### Source data

####################

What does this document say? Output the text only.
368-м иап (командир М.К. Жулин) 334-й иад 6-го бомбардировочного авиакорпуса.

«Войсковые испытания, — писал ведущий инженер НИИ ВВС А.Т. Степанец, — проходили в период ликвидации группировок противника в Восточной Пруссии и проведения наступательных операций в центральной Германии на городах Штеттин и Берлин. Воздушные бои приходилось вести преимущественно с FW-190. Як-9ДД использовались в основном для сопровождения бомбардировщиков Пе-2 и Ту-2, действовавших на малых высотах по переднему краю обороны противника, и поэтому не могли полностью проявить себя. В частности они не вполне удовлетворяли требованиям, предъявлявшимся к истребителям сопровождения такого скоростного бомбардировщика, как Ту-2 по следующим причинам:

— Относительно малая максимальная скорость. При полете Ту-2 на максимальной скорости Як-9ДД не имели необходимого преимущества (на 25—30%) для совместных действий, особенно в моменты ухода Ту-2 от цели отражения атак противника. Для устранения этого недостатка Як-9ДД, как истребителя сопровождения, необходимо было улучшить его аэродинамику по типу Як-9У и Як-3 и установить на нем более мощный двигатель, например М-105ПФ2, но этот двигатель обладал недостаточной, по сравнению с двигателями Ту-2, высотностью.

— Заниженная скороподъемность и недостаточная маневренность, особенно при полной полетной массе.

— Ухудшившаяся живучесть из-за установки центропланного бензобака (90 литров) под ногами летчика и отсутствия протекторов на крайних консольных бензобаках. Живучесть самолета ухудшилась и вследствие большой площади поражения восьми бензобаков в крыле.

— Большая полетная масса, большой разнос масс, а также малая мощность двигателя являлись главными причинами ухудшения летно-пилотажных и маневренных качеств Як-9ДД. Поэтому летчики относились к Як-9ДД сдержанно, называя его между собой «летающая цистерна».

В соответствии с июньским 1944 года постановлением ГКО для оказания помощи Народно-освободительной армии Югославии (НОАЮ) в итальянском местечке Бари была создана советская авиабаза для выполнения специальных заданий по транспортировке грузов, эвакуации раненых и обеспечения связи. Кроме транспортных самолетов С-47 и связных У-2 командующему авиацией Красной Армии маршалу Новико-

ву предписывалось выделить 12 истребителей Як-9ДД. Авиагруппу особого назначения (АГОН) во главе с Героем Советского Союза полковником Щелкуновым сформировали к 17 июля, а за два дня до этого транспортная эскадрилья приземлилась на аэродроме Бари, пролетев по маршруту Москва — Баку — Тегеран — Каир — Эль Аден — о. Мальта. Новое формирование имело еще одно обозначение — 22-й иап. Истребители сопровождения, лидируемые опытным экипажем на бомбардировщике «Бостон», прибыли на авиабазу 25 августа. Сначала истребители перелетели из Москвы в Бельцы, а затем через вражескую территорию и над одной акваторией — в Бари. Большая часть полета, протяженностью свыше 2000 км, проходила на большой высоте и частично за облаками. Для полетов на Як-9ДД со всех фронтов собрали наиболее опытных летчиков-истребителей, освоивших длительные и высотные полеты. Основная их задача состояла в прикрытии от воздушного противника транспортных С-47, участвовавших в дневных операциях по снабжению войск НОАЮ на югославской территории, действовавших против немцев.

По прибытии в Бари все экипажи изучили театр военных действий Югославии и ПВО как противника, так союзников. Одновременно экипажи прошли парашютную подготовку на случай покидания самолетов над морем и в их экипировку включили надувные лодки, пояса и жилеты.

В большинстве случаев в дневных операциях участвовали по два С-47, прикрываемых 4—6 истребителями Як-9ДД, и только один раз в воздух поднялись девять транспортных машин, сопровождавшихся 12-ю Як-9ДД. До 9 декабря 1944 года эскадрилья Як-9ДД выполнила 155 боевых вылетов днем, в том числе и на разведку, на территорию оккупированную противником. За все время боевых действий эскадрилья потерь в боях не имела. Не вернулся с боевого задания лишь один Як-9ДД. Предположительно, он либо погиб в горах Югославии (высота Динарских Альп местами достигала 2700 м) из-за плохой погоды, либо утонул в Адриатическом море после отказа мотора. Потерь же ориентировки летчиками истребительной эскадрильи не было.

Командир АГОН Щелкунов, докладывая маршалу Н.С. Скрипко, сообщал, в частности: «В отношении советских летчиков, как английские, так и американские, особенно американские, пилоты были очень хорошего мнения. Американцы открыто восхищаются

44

####################

### Exercise details
Each line above that holds the string "маршалу" should be copied and shown.

### Answer for the task
В соответствии с июньским 1944 года постановлением ГКО для оказания помощи Народно-освободительной армии Югославии (НОАЮ) в итальянском местечке Бари была создана советская авиабаза для выполнения специальных заданий по транспортировке грузов, эвакуации раненых и обеспечения связи. Кроме транспортных самолетов С-47 и связных У-2 командующему авиацией Красной Армии маршалу Новико-
Командир АГОН Щелкунов, докладывая маршалу Н.С. Скрипко, сообщал, в частности: «В отношении советских летчиков, как английские, так и американские, особенно американские, пилоты были очень хорошего мнения. Американцы открыто восхищаются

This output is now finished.